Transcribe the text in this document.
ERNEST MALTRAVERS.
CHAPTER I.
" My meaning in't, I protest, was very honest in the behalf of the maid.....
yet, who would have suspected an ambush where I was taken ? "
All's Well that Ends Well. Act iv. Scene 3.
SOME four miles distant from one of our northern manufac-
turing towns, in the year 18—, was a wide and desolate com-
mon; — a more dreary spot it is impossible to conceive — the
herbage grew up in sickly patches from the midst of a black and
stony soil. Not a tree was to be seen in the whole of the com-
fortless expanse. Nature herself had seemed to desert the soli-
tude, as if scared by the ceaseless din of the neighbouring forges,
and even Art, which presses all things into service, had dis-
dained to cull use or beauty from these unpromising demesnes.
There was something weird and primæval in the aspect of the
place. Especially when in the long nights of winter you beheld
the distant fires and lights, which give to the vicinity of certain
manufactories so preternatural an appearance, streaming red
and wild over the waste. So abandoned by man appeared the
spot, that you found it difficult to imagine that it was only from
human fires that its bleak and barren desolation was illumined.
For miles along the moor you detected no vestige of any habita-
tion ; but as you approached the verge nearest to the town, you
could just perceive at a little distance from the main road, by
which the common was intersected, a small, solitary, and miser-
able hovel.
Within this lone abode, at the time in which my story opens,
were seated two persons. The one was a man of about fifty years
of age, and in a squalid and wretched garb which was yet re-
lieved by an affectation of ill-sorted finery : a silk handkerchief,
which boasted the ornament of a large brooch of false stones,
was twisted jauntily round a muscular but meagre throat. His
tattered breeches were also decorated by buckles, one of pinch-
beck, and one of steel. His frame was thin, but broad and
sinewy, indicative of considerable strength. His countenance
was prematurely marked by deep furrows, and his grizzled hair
################
→ OBJECTIVE
Return all the lines that contain the string "distant".

→ COMPLETE ANSWER
SOME four miles distant from one of our northern manufac-
the distant fires and lights, which give to the vicinity of certain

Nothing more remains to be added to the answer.